• WHAT IS NEEDED: Count every line in the following entries where the word "stove" appears. Give the count alone.

Records from a data collection
┌──

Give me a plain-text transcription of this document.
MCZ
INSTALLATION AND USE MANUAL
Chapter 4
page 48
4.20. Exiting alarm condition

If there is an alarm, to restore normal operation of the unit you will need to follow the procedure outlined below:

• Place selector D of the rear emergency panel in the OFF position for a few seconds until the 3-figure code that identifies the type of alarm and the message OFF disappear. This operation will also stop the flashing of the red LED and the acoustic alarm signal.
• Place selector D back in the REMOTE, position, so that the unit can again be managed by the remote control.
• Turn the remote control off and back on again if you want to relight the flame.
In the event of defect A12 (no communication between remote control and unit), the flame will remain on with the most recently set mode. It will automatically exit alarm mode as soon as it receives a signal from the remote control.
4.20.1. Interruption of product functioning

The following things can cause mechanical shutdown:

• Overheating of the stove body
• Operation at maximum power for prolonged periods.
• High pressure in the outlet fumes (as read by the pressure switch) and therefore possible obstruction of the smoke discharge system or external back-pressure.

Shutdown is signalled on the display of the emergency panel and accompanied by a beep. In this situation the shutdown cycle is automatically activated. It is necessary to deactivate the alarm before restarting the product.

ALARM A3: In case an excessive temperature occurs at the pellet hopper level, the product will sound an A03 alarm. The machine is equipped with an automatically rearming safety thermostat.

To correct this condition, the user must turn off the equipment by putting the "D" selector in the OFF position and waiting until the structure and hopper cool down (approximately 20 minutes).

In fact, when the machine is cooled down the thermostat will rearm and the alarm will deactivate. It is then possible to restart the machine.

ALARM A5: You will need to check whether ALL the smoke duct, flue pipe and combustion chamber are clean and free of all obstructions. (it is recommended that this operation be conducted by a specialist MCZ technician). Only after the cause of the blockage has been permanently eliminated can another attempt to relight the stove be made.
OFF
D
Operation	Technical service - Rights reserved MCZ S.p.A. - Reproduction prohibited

└──

• RESULT OF THIS TASK: 2